Short exercise.
Pick every line with "Baccalaureate" from the material below.

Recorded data
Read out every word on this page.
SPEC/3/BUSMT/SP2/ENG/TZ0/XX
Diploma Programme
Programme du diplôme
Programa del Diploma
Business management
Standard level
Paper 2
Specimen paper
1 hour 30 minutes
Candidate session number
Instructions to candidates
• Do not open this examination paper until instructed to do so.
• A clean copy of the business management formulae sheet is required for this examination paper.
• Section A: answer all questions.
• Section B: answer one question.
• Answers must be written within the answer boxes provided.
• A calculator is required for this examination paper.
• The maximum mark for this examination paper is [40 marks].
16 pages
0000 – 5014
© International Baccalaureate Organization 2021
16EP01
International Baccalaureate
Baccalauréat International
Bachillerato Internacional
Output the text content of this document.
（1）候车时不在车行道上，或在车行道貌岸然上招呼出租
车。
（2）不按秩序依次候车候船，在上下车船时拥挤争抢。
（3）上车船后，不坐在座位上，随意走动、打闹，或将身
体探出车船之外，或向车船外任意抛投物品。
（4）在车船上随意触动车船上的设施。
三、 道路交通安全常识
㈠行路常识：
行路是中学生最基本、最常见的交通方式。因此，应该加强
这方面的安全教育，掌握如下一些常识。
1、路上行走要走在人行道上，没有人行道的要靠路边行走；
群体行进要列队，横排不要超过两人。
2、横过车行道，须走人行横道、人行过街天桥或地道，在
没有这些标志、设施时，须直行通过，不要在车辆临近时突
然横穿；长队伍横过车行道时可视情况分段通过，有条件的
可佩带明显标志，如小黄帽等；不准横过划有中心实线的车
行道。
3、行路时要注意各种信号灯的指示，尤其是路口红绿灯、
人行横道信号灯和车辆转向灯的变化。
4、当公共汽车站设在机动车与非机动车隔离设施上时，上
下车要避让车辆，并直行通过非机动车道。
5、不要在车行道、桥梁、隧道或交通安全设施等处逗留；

Full output.
© International Baccalaureate Organization 2021
International Baccalaureate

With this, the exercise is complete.